== RECORDS SHOWN
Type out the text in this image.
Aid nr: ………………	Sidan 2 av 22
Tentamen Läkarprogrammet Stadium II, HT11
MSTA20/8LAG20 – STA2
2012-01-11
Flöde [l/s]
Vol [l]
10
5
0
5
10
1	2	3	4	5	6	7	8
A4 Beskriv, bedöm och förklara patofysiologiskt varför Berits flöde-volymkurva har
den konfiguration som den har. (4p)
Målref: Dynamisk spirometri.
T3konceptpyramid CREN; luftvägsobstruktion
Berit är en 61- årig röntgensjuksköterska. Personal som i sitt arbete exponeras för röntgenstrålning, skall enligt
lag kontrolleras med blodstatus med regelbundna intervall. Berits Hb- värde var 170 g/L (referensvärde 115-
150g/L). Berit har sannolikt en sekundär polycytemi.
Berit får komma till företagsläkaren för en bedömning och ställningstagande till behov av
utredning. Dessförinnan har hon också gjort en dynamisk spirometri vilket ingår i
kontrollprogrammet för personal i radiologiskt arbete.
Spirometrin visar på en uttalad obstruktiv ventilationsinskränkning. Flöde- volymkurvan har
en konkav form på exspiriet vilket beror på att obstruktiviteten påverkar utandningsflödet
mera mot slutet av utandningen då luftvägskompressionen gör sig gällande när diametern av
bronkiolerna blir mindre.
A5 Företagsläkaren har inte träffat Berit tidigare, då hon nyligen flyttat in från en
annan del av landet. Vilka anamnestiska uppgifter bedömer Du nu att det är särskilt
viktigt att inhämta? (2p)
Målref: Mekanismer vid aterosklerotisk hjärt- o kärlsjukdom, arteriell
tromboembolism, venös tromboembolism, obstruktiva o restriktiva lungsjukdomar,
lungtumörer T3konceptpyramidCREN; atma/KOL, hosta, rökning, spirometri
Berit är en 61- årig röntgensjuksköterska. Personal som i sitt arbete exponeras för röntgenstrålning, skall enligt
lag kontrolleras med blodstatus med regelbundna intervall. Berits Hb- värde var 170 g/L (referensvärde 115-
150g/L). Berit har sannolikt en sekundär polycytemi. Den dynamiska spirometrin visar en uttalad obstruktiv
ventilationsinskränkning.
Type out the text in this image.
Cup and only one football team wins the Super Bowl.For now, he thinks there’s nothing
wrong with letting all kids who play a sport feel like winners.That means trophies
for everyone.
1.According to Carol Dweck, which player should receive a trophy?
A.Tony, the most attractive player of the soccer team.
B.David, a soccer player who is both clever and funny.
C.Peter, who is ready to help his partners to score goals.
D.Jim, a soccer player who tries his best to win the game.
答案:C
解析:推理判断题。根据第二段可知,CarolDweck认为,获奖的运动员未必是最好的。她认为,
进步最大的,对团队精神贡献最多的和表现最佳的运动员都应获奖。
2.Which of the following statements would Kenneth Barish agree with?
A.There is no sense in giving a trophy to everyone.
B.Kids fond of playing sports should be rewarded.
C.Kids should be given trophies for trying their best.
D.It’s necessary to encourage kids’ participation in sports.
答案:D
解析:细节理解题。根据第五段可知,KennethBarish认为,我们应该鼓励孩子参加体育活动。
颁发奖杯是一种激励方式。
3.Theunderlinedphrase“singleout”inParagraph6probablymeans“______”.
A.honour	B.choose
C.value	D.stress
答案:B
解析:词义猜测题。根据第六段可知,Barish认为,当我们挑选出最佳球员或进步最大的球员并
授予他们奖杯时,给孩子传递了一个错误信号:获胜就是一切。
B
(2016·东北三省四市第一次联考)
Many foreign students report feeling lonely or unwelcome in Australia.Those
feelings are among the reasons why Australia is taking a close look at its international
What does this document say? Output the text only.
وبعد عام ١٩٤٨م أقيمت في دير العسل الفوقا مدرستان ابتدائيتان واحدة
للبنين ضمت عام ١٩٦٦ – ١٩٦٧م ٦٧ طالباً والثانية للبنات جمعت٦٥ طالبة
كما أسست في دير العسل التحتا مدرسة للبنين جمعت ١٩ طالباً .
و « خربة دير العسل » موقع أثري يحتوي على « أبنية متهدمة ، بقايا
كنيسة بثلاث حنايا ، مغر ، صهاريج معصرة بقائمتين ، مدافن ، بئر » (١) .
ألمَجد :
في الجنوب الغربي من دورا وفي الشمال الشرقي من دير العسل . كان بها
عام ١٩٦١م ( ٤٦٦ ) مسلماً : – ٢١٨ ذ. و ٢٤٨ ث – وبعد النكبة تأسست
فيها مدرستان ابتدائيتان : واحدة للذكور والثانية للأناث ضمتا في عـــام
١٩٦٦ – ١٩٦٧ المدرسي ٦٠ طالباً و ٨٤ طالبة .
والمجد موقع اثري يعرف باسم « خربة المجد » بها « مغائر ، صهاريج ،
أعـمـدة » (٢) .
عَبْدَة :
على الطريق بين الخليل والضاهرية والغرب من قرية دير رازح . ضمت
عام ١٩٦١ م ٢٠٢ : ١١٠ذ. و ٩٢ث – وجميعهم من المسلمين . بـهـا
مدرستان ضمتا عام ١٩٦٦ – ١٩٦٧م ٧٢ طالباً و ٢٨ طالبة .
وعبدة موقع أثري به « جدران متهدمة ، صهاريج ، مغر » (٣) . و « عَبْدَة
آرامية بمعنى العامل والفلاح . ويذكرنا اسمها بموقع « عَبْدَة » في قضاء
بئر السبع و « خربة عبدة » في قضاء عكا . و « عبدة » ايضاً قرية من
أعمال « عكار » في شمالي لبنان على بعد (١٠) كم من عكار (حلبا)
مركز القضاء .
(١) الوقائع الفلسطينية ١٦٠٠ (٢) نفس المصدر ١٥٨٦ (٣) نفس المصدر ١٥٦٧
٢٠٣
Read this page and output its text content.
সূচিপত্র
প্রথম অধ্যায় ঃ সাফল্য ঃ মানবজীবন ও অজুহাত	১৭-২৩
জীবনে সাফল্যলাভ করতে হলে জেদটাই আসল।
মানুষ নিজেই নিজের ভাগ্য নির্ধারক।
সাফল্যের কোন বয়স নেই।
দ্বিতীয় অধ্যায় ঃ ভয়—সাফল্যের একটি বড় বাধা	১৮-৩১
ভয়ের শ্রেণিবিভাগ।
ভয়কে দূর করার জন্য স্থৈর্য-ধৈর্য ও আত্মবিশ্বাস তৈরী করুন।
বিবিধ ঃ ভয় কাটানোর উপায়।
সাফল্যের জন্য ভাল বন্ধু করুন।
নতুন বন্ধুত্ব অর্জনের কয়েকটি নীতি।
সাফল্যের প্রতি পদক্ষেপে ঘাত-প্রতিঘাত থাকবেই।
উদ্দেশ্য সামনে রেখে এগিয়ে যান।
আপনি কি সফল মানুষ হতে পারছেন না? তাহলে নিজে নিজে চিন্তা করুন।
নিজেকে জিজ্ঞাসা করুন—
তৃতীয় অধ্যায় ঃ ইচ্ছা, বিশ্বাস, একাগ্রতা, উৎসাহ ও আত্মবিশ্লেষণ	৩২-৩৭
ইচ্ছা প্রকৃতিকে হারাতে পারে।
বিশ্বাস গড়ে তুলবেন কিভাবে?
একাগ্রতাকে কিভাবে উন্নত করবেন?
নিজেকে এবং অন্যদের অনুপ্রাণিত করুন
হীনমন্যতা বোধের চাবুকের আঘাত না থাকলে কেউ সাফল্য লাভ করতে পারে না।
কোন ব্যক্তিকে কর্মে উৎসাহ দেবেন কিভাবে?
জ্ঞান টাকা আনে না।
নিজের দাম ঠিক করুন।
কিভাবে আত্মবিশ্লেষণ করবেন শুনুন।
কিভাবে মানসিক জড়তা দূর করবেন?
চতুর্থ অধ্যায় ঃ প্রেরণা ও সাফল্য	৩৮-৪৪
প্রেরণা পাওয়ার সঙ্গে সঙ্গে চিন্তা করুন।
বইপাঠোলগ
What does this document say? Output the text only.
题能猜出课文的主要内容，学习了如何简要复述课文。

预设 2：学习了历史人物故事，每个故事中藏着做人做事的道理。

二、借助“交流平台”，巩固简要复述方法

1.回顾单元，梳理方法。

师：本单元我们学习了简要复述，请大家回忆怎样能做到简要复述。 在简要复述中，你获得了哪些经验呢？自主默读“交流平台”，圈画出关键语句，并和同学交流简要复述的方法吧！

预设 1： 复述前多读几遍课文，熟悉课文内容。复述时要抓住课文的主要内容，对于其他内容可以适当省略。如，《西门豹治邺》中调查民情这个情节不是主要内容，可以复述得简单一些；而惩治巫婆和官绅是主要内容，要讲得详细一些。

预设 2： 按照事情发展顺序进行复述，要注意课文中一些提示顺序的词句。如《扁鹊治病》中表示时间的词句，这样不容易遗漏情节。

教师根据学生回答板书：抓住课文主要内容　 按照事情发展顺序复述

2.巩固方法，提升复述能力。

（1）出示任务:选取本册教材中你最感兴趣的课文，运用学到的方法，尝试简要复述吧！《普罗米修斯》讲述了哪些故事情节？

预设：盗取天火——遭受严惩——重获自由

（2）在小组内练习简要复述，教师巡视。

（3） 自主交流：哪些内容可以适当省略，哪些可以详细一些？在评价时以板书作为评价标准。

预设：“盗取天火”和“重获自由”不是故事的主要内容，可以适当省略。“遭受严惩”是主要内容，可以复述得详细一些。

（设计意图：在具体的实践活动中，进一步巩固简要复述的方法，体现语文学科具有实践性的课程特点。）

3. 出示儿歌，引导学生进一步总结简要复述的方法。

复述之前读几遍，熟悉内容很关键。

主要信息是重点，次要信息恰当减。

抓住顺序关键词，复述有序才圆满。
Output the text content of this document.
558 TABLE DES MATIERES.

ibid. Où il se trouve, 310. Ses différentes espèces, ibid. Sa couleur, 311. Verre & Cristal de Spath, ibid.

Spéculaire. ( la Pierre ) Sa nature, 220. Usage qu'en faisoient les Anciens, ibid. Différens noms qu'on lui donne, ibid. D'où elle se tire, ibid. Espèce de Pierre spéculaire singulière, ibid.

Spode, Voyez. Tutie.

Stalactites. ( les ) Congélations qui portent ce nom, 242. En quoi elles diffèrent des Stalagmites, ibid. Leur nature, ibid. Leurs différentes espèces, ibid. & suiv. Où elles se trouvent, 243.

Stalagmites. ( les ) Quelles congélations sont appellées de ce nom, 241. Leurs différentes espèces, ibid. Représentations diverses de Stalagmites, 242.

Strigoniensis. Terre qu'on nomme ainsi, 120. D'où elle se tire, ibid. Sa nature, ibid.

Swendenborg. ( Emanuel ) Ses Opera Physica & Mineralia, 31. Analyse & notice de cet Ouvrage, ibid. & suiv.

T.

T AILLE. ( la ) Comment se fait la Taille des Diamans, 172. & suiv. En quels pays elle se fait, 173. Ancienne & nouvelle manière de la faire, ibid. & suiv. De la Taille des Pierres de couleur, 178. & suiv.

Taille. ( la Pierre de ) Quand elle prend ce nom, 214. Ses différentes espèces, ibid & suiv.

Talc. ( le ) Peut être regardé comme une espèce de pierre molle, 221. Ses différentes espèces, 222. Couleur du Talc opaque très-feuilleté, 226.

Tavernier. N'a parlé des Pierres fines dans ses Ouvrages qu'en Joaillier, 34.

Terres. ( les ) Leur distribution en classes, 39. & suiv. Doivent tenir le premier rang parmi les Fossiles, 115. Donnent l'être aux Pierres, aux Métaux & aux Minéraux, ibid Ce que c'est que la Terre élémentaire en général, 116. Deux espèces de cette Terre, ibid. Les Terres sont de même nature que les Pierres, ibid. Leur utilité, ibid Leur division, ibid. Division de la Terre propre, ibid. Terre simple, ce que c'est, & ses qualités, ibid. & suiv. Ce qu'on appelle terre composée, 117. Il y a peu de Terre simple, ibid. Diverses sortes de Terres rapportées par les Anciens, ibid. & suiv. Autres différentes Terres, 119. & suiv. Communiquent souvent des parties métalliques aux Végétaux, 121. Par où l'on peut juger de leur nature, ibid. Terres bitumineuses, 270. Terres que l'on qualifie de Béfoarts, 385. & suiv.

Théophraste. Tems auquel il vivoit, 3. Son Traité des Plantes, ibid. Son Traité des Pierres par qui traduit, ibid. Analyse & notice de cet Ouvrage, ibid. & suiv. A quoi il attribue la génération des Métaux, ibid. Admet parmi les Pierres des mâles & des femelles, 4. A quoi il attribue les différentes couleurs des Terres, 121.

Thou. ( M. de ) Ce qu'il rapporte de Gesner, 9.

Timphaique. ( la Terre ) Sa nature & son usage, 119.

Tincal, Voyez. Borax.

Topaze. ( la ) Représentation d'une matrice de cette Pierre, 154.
====
## DO THIS
Return each line of the data that contains the string "ابتدائيتان".

## REPLY
وبعد عام ١٩٤٨م أقيمت في دير العسل الفوقا مدرستان ابتدائيتان واحدة
فيها مدرستان ابتدائيتان : واحدة للذكور والثانية للأناث ضمتا في عـــام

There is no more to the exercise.